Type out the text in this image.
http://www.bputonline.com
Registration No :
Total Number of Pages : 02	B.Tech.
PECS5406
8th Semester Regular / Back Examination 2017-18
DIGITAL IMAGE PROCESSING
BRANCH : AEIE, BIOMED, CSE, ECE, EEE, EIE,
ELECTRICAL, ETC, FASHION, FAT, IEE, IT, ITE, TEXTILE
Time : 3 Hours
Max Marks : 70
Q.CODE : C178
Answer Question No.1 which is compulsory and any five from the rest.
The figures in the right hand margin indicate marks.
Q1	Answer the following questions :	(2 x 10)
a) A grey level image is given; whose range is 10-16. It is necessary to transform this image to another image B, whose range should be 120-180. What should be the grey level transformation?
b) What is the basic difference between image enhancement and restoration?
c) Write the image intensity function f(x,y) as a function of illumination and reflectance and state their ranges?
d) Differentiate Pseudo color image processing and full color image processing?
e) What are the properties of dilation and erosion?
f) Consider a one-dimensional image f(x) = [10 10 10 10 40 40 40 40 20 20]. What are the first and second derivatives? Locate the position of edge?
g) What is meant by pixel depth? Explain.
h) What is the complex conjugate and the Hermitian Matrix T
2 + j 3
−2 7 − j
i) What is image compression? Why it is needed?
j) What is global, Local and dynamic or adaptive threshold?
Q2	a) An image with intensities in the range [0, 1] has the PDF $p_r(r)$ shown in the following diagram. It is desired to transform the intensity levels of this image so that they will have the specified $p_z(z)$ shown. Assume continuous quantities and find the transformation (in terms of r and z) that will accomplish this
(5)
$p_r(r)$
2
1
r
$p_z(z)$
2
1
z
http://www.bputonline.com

================================

### TASK DESCRIPTION
Identify the lines above with the word "intensity". Copy them.

### OUTPUT OF THE EXERCISE
c) Write the image intensity function f(x,y) as a function of illumination and reflectance and state their ranges?
Q2	a) An image with intensities in the range [0, 1] has the PDF $p_r(r)$ shown in the following diagram. It is desired to transform the intensity levels of this image so that they will have the specified $p_z(z)$ shown. Assume continuous quantities and find the transformation (in terms of r and z) that will accomplish this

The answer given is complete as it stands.